▶ [YOUR INSTRUCTIONS]: Pick out each line of the records that includes the string "политики", and copy it.
+===+
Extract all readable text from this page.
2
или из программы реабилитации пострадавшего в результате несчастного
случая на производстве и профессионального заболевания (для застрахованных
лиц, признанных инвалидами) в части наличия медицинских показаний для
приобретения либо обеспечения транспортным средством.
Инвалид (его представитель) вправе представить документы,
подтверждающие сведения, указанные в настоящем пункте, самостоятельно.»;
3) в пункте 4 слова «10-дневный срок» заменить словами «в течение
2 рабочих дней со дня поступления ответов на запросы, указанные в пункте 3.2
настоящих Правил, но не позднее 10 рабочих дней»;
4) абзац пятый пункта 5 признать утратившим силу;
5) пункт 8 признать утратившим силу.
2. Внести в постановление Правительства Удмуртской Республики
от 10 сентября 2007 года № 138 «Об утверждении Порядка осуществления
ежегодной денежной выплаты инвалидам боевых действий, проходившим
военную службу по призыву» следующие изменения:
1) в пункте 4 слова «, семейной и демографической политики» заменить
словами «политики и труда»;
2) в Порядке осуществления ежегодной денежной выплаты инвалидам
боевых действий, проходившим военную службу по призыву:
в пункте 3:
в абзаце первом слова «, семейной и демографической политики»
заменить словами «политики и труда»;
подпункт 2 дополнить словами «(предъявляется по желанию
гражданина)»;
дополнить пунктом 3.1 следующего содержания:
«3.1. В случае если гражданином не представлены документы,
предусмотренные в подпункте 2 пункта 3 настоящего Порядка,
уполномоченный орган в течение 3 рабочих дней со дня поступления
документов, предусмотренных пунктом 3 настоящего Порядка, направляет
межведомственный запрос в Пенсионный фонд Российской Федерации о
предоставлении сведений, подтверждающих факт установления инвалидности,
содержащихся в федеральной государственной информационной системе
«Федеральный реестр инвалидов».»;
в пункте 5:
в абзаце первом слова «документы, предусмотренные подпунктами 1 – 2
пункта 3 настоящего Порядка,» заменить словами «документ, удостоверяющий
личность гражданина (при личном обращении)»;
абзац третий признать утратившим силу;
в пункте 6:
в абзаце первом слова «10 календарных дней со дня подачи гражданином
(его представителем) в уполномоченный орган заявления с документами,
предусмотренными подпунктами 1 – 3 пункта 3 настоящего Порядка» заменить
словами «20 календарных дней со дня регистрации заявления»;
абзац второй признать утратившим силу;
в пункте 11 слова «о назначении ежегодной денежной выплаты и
+===+
▶ [RESPONSE TO THE TASK]:
1) в пункте 4 слова «, семейной и демографической политики» заменить
словами «политики и труда»;
в абзаце первом слова «, семейной и демографической политики»
заменить словами «политики и труда»;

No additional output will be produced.